--- START OF Material shown ---

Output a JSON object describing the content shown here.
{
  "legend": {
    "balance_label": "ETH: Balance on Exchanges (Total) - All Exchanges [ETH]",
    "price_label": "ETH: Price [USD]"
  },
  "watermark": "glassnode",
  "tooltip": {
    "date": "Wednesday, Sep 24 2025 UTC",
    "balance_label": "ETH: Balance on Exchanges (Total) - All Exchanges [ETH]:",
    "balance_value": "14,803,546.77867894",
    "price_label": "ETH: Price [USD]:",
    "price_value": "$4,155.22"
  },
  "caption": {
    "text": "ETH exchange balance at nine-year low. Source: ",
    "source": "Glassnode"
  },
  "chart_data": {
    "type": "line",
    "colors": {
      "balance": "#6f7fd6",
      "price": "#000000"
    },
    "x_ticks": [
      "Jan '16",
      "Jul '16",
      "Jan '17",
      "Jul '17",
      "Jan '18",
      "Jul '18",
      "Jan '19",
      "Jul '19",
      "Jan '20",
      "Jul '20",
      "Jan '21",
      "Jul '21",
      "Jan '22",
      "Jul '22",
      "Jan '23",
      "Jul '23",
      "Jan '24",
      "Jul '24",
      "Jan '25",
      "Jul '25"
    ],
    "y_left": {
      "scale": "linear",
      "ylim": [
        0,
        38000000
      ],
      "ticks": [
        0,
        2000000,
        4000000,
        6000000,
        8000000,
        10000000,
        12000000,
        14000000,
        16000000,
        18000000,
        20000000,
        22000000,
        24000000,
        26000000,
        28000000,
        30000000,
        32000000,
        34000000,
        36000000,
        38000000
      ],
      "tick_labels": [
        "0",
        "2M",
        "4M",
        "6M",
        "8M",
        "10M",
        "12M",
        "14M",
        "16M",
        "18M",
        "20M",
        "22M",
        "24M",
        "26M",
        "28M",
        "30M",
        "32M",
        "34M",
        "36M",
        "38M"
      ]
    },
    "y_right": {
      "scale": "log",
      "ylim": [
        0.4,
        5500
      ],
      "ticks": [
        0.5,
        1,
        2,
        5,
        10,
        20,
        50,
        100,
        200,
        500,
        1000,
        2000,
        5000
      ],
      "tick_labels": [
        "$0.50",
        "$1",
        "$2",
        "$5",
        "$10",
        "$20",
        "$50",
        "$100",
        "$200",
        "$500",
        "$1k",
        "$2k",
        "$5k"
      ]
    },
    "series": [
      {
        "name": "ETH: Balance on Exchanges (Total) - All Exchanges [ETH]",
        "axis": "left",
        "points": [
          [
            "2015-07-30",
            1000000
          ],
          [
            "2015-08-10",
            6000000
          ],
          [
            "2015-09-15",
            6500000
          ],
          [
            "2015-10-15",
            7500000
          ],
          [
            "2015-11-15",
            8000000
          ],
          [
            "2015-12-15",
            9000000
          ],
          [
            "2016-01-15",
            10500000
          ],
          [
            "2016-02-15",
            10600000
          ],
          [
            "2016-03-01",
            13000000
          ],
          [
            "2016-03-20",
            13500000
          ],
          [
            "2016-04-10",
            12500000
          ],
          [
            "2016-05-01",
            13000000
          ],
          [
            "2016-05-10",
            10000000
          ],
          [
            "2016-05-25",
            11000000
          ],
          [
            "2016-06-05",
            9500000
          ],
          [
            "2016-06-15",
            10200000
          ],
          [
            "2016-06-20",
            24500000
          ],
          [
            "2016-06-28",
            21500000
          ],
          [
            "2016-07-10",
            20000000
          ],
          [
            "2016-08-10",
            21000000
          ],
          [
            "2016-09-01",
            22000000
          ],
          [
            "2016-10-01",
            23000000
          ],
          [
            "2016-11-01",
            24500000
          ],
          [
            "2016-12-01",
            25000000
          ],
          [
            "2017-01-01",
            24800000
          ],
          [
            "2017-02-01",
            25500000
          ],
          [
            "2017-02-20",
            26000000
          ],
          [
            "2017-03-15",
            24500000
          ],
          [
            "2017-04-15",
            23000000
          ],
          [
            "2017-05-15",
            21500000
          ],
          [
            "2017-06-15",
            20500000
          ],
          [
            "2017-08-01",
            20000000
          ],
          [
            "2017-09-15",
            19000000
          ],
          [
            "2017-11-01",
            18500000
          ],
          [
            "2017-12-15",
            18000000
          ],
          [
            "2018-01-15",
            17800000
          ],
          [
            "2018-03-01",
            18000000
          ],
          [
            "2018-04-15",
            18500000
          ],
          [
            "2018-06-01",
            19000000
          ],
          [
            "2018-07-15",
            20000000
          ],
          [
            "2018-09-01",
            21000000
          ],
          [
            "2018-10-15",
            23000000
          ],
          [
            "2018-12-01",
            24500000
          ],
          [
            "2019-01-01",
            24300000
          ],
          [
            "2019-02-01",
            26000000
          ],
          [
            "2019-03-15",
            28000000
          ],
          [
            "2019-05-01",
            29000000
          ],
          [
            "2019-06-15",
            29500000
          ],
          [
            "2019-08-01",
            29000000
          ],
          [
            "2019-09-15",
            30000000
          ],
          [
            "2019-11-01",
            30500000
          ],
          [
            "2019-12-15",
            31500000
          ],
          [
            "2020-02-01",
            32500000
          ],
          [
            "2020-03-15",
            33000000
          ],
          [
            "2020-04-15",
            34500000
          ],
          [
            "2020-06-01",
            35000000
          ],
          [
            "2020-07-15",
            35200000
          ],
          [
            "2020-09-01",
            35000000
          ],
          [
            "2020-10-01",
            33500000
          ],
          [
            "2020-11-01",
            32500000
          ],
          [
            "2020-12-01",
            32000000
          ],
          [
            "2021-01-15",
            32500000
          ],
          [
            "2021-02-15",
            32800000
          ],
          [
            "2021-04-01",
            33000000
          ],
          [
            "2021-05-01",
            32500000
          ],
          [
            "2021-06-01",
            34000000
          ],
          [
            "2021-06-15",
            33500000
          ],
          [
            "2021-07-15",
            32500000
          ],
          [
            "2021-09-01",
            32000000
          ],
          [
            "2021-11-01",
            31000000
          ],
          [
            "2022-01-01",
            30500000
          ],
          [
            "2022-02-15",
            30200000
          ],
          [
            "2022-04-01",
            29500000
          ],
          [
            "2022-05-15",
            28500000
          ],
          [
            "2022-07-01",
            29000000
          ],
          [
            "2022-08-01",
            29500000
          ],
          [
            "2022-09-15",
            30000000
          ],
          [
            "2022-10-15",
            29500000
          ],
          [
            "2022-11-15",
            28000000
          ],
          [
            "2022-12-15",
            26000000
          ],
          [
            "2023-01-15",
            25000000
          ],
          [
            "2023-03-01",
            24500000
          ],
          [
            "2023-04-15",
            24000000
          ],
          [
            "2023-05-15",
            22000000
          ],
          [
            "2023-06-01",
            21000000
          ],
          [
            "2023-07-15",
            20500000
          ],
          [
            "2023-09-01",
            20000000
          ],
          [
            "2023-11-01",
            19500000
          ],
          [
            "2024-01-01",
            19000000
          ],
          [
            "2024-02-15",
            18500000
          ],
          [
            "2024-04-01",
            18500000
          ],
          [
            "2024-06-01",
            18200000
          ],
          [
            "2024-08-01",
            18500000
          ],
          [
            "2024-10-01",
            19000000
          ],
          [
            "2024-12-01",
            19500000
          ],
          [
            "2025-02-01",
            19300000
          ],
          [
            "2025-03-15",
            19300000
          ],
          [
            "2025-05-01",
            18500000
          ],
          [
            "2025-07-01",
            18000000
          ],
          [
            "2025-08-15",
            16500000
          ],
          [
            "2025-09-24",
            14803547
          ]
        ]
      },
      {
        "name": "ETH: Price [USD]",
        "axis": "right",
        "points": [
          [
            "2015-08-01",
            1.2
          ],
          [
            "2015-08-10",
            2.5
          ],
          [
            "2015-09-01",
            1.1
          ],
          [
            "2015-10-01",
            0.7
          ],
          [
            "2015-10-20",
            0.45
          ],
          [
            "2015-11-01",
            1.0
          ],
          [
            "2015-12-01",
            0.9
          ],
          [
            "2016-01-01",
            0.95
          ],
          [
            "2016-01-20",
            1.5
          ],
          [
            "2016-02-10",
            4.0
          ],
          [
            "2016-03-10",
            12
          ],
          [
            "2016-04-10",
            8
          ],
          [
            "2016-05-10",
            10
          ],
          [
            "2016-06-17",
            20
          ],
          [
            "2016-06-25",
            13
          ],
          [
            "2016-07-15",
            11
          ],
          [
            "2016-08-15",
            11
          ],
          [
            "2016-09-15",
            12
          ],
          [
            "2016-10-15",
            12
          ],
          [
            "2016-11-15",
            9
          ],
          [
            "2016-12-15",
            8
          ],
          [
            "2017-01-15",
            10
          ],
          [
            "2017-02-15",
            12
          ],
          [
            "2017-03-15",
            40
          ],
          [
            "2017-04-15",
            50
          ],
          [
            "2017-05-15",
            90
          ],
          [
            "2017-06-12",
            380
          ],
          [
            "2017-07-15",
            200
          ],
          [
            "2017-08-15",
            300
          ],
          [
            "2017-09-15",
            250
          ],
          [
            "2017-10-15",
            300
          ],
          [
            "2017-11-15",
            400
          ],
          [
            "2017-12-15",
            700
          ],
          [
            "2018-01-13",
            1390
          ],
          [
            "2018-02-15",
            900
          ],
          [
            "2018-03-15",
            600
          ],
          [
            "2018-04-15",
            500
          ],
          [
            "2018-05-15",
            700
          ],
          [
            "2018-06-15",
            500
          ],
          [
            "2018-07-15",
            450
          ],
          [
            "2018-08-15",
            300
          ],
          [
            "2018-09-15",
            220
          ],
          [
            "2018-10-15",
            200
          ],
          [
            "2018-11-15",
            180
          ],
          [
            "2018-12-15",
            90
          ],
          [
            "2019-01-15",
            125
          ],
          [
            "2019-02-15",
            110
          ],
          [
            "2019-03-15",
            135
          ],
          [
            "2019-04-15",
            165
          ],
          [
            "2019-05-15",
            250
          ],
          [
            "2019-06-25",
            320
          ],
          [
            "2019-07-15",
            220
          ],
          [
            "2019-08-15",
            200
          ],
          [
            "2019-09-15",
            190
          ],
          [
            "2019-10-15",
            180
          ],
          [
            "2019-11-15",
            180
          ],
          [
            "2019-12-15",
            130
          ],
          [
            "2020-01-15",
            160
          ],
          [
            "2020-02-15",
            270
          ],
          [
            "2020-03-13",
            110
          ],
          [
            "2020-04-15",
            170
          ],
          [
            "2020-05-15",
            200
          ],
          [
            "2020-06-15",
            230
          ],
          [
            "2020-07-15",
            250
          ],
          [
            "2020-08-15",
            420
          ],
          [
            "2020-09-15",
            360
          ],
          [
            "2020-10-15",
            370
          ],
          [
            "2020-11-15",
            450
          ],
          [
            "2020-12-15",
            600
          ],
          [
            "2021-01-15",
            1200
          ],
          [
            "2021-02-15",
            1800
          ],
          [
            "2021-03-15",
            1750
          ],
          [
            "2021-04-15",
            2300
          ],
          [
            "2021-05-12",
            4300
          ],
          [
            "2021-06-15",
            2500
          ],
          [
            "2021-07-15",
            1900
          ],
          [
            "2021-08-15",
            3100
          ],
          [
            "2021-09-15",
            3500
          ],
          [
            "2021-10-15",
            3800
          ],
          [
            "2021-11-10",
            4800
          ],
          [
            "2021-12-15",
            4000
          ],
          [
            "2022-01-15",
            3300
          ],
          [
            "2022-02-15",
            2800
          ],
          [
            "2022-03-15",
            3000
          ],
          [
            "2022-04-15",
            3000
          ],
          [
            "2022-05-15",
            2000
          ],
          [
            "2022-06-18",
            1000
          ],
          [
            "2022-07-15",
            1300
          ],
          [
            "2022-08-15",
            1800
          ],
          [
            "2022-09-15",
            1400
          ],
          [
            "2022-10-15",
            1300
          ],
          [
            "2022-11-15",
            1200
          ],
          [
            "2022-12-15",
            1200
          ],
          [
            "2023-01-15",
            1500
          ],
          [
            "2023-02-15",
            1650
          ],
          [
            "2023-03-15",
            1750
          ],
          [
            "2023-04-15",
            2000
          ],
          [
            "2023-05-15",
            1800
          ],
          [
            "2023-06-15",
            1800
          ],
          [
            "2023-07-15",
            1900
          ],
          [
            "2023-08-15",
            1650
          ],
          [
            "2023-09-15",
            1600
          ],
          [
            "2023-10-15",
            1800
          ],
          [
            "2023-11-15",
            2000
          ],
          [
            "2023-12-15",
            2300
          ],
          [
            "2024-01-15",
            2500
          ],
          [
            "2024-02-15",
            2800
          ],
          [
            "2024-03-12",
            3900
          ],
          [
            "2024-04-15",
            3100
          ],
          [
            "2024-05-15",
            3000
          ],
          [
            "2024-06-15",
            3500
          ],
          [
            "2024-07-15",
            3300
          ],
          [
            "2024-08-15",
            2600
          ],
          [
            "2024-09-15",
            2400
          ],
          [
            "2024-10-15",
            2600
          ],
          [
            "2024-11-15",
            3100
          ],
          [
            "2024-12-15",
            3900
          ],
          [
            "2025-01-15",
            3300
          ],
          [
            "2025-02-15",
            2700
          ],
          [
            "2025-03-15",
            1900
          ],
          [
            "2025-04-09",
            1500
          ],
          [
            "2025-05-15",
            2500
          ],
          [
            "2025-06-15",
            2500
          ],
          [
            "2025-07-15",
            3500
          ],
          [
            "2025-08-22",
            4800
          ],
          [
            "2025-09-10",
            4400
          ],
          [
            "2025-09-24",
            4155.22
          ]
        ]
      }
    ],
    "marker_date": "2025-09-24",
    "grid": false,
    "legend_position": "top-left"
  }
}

--- END OF Material shown ---
--- START OF Material shown ---

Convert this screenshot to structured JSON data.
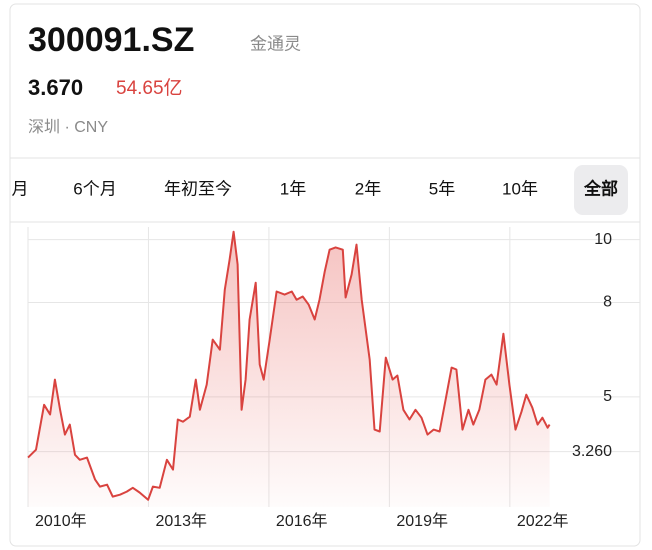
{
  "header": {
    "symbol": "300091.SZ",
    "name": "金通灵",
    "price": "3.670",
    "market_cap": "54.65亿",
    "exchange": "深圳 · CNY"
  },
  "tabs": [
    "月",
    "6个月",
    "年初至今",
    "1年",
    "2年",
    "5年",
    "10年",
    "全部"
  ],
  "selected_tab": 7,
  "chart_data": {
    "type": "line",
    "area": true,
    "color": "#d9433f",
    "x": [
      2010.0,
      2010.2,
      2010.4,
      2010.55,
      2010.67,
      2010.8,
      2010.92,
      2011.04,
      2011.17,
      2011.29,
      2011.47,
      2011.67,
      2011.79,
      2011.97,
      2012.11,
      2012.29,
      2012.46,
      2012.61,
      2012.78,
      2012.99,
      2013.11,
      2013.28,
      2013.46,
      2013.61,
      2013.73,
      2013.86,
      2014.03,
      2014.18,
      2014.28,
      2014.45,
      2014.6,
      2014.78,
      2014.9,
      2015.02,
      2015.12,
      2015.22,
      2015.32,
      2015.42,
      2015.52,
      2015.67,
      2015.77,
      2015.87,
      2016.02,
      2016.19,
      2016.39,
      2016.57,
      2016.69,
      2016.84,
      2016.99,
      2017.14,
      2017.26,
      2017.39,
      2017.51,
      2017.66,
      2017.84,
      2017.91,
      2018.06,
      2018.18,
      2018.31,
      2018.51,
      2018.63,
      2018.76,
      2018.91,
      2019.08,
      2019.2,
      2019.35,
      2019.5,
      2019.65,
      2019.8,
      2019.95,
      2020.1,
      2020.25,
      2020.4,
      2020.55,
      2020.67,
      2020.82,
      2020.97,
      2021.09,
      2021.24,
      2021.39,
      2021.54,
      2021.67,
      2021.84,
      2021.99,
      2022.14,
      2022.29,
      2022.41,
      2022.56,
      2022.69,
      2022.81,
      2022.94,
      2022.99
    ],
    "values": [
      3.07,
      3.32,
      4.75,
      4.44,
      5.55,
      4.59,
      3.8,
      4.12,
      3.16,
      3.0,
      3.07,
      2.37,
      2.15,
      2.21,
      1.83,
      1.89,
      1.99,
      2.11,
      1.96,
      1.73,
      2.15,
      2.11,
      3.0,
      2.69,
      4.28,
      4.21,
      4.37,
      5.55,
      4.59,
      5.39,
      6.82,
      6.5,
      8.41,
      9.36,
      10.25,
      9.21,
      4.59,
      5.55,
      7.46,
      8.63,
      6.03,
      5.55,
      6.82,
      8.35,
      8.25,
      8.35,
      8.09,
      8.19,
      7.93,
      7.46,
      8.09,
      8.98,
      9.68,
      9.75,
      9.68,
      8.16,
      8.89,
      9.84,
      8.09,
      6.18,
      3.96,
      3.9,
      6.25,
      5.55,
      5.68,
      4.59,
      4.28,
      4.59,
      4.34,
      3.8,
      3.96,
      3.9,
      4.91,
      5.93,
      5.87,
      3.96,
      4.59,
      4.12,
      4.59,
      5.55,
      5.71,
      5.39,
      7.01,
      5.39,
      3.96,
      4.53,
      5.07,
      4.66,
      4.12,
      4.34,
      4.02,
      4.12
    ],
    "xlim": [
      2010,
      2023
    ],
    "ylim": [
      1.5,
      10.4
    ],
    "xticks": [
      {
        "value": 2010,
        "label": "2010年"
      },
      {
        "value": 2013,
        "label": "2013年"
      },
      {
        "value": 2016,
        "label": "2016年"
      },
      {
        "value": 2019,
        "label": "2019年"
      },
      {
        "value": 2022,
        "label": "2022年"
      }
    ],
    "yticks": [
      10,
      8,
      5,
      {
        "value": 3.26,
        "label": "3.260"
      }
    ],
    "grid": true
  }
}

--- END OF Material shown ---
--- START OF Material shown ---

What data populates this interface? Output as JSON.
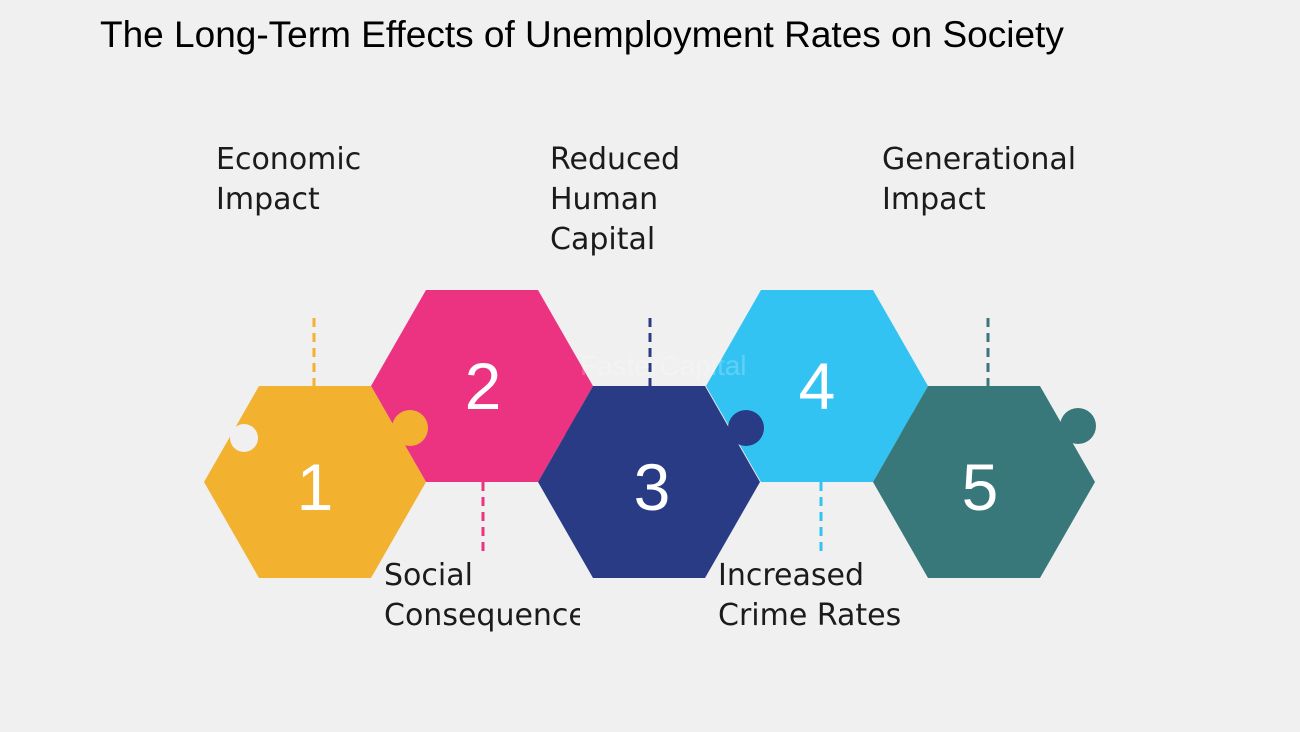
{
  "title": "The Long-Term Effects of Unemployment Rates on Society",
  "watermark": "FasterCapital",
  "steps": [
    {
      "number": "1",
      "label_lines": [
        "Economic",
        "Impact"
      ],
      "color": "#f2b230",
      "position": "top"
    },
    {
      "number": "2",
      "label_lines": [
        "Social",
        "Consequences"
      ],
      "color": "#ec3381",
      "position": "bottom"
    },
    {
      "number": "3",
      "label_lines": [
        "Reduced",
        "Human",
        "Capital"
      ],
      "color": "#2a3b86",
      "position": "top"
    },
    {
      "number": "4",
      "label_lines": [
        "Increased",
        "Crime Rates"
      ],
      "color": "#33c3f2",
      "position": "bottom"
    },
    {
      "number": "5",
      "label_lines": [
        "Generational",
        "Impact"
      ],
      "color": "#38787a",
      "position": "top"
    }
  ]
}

--- END OF Material shown ---

Where a line contains the string "number", extract that line.

      "number": "1",
      "number": "2",
      "number": "3",
      "number": "4",
      "number": "5",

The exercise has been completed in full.